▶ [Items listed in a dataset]
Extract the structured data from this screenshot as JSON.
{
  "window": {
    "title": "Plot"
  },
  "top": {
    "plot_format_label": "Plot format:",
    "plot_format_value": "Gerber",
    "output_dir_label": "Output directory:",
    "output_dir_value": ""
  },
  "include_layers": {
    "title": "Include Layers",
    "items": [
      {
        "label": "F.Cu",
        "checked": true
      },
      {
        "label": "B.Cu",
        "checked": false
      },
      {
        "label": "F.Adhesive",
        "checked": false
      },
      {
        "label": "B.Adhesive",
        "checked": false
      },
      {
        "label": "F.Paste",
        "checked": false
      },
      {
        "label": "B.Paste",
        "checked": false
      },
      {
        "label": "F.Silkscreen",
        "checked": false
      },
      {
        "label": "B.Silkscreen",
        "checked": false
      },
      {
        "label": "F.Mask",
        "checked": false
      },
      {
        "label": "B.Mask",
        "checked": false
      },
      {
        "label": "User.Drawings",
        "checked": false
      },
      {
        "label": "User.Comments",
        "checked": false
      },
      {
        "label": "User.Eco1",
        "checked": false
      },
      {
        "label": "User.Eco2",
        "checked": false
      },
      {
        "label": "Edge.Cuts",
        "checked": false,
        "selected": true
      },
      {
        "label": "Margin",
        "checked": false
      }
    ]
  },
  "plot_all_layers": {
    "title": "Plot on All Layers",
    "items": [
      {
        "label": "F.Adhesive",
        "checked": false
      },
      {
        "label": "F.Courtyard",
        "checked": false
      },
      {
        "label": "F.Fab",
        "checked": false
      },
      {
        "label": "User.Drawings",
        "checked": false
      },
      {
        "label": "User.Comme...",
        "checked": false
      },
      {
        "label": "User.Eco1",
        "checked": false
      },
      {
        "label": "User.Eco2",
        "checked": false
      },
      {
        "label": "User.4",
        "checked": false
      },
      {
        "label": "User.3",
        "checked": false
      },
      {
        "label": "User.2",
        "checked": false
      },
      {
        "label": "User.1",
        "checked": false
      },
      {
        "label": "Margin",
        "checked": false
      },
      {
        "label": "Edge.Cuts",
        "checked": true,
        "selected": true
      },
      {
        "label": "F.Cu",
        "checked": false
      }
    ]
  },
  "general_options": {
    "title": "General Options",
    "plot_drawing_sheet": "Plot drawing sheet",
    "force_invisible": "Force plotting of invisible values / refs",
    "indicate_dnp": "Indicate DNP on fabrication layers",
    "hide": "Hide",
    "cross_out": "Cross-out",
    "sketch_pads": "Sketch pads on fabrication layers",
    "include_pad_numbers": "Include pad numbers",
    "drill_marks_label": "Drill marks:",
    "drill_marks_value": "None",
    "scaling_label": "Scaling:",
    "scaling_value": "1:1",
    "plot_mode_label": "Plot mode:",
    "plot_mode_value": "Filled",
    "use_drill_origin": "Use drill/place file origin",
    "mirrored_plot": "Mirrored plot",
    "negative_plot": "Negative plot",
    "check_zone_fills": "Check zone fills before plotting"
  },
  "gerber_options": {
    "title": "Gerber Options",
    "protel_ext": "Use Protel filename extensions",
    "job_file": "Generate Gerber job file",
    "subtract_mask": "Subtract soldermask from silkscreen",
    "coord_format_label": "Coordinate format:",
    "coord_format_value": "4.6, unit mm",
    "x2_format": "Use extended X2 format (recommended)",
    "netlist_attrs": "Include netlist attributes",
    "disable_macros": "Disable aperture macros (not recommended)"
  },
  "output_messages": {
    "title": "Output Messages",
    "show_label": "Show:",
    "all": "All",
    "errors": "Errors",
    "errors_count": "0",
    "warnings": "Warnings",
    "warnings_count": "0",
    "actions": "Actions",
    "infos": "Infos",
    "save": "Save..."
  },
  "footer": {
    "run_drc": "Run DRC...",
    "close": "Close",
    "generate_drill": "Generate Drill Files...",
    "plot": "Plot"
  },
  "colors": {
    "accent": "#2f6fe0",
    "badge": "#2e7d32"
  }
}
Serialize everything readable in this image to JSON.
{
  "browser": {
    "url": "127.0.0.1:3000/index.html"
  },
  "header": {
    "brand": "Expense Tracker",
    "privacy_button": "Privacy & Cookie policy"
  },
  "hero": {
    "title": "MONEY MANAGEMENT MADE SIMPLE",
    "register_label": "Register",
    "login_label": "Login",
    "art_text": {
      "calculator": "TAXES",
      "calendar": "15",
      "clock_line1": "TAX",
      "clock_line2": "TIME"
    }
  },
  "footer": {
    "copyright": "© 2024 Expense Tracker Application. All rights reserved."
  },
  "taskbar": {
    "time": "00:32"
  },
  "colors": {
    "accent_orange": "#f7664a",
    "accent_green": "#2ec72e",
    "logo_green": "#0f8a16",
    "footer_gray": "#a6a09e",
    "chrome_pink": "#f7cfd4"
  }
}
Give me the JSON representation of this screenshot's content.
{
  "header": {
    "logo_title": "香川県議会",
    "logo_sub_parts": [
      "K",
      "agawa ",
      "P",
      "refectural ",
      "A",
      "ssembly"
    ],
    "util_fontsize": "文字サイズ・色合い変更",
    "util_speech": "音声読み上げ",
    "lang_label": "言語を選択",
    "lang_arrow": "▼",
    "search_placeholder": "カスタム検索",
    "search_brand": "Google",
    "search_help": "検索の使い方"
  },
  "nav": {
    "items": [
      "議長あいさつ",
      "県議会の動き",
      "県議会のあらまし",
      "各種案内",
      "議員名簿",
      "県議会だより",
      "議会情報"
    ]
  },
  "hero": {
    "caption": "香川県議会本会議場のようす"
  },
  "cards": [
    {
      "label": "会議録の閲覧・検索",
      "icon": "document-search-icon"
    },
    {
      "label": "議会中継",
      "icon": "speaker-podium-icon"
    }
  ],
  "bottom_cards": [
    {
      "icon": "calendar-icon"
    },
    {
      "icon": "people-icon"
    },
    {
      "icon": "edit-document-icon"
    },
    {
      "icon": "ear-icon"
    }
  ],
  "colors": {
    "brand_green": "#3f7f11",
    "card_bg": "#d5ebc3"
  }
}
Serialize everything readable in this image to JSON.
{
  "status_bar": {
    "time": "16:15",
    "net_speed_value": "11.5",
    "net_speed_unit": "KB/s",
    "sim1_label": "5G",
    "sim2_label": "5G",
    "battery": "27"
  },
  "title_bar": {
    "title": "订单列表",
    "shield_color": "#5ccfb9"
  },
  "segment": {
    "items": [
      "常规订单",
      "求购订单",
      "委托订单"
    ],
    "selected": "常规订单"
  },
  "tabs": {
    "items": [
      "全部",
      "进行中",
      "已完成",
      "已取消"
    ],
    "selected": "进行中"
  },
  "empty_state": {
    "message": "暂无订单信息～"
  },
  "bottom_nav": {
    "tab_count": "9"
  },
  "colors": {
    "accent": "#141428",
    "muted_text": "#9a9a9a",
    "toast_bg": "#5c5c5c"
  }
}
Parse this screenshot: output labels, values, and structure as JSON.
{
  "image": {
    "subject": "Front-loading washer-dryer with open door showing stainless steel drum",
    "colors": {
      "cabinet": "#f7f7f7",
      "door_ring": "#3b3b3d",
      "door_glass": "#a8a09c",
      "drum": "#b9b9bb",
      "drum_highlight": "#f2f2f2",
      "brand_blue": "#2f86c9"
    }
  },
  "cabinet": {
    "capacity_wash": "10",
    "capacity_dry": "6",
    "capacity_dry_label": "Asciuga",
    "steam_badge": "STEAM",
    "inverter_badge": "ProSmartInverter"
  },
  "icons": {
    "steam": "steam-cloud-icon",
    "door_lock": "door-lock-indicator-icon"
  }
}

▶ [Aim]
The data above must be returned in full, exactly as written.

▶ [Exercise output]
Extract the structured data from this screenshot as JSON.
{
  "window": {
    "title": "Plot"
  },
  "top": {
    "plot_format_label": "Plot format:",
    "plot_format_value": "Gerber",
    "output_dir_label": "Output directory:",
    "output_dir_value": ""
  },
  "include_layers": {
    "title": "Include Layers",
    "items": [
      {
        "label": "F.Cu",
        "checked": true
      },
      {
        "label": "B.Cu",
        "checked": false
      },
      {
        "label": "F.Adhesive",
        "checked": false
      },
      {
        "label": "B.Adhesive",
        "checked": false
      },
      {
        "label": "F.Paste",
        "checked": false
      },
      {
        "label": "B.Paste",
        "checked": false
      },
      {
        "label": "F.Silkscreen",
        "checked": false
      },
      {
        "label": "B.Silkscreen",
        "checked": false
      },
      {
        "label": "F.Mask",
        "checked": false
      },
      {
        "label": "B.Mask",
        "checked": false
      },
      {
        "label": "User.Drawings",
        "checked": false
      },
      {
        "label": "User.Comments",
        "checked": false
      },
      {
        "label": "User.Eco1",
        "checked": false
      },
      {
        "label": "User.Eco2",
        "checked": false
      },
      {
        "label": "Edge.Cuts",
        "checked": false,
        "selected": true
      },
      {
        "label": "Margin",
        "checked": false
      }
    ]
  },
  "plot_all_layers": {
    "title": "Plot on All Layers",
    "items": [
      {
        "label": "F.Adhesive",
        "checked": false
      },
      {
        "label": "F.Courtyard",
        "checked": false
      },
      {
        "label": "F.Fab",
        "checked": false
      },
      {
        "label": "User.Drawings",
        "checked": false
      },
      {
        "label": "User.Comme...",
        "checked": false
      },
      {
        "label": "User.Eco1",
        "checked": false
      },
      {
        "label": "User.Eco2",
        "checked": false
      },
      {
        "label": "User.4",
        "checked": false
      },
      {
        "label": "User.3",
        "checked": false
      },
      {
        "label": "User.2",
        "checked": false
      },
      {
        "label": "User.1",
        "checked": false
      },
      {
        "label": "Margin",
        "checked": false
      },
      {
        "label": "Edge.Cuts",
        "checked": true,
        "selected": true
      },
      {
        "label": "F.Cu",
        "checked": false
      }
    ]
  },
  "general_options": {
    "title": "General Options",
    "plot_drawing_sheet": "Plot drawing sheet",
    "force_invisible": "Force plotting of invisible values / refs",
    "indicate_dnp": "Indicate DNP on fabrication layers",
    "hide": "Hide",
    "cross_out": "Cross-out",
    "sketch_pads": "Sketch pads on fabrication layers",
    "include_pad_numbers": "Include pad numbers",
    "drill_marks_label": "Drill marks:",
    "drill_marks_value": "None",
    "scaling_label": "Scaling:",
    "scaling_value": "1:1",
    "plot_mode_label": "Plot mode:",
    "plot_mode_value": "Filled",
    "use_drill_origin": "Use drill/place file origin",
    "mirrored_plot": "Mirrored plot",
    "negative_plot": "Negative plot",
    "check_zone_fills": "Check zone fills before plotting"
  },
  "gerber_options": {
    "title": "Gerber Options",
    "protel_ext": "Use Protel filename extensions",
    "job_file": "Generate Gerber job file",
    "subtract_mask": "Subtract soldermask from silkscreen",
    "coord_format_label": "Coordinate format:",
    "coord_format_value": "4.6, unit mm",
    "x2_format": "Use extended X2 format (recommended)",
    "netlist_attrs": "Include netlist attributes",
    "disable_macros": "Disable aperture macros (not recommended)"
  },
  "output_messages": {
    "title": "Output Messages",
    "show_label": "Show:",
    "all": "All",
    "errors": "Errors",
    "errors_count": "0",
    "warnings": "Warnings",
    "warnings_count": "0",
    "actions": "Actions",
    "infos": "Infos",
    "save": "Save..."
  },
  "footer": {
    "run_drc": "Run DRC...",
    "close": "Close",
    "generate_drill": "Generate Drill Files...",
    "plot": "Plot"
  },
  "colors": {
    "accent": "#2f6fe0",
    "badge": "#2e7d32"
  }
}
Serialize everything readable in this image to JSON.
{
  "browser": {
    "url": "127.0.0.1:3000/index.html"
  },
  "header": {
    "brand": "Expense Tracker",
    "privacy_button": "Privacy & Cookie policy"
  },
  "hero": {
    "title": "MONEY MANAGEMENT MADE SIMPLE",
    "register_label": "Register",
    "login_label": "Login",
    "art_text": {
      "calculator": "TAXES",
      "calendar": "15",
      "clock_line1": "TAX",
      "clock_line2": "TIME"
    }
  },
  "footer": {
    "copyright": "© 2024 Expense Tracker Application. All rights reserved."
  },
  "taskbar": {
    "time": "00:32"
  },
  "colors": {
    "accent_orange": "#f7664a",
    "accent_green": "#2ec72e",
    "logo_green": "#0f8a16",
    "footer_gray": "#a6a09e",
    "chrome_pink": "#f7cfd4"
  }
}
Give me the JSON representation of this screenshot's content.
{
  "header": {
    "logo_title": "香川県議会",
    "logo_sub_parts": [
      "K",
      "agawa ",
      "P",
      "refectural ",
      "A",
      "ssembly"
    ],
    "util_fontsize": "文字サイズ・色合い変更",
    "util_speech": "音声読み上げ",
    "lang_label": "言語を選択",
    "lang_arrow": "▼",
    "search_placeholder": "カスタム検索",
    "search_brand": "Google",
    "search_help": "検索の使い方"
  },
  "nav": {
    "items": [
      "議長あいさつ",
      "県議会の動き",
      "県議会のあらまし",
      "各種案内",
      "議員名簿",
      "県議会だより",
      "議会情報"
    ]
  },
  "hero": {
    "caption": "香川県議会本会議場のようす"
  },
  "cards": [
    {
      "label": "会議録の閲覧・検索",
      "icon": "document-search-icon"
    },
    {
      "label": "議会中継",
      "icon": "speaker-podium-icon"
    }
  ],
  "bottom_cards": [
    {
      "icon": "calendar-icon"
    },
    {
      "icon": "people-icon"
    },
    {
      "icon": "edit-document-icon"
    },
    {
      "icon": "ear-icon"
    }
  ],
  "colors": {
    "brand_green": "#3f7f11",
    "card_bg": "#d5ebc3"
  }
}
Serialize everything readable in this image to JSON.
{
  "status_bar": {
    "time": "16:15",
    "net_speed_value": "11.5",
    "net_speed_unit": "KB/s",
    "sim1_label": "5G",
    "sim2_label": "5G",
    "battery": "27"
  },
  "title_bar": {
    "title": "订单列表",
    "shield_color": "#5ccfb9"
  },
  "segment": {
    "items": [
      "常规订单",
      "求购订单",
      "委托订单"
    ],
    "selected": "常规订单"
  },
  "tabs": {
    "items": [
      "全部",
      "进行中",
      "已完成",
      "已取消"
    ],
    "selected": "进行中"
  },
  "empty_state": {
    "message": "暂无订单信息～"
  },
  "bottom_nav": {
    "tab_count": "9"
  },
  "colors": {
    "accent": "#141428",
    "muted_text": "#9a9a9a",
    "toast_bg": "#5c5c5c"
  }
}
Parse this screenshot: output labels, values, and structure as JSON.
{
  "image": {
    "subject": "Front-loading washer-dryer with open door showing stainless steel drum",
    "colors": {
      "cabinet": "#f7f7f7",
      "door_ring": "#3b3b3d",
      "door_glass": "#a8a09c",
      "drum": "#b9b9bb",
      "drum_highlight": "#f2f2f2",
      "brand_blue": "#2f86c9"
    }
  },
  "cabinet": {
    "capacity_wash": "10",
    "capacity_dry": "6",
    "capacity_dry_label": "Asciuga",
    "steam_badge": "STEAM",
    "inverter_badge": "ProSmartInverter"
  },
  "icons": {
    "steam": "steam-cloud-icon",
    "door_lock": "door-lock-indicator-icon"
  }
}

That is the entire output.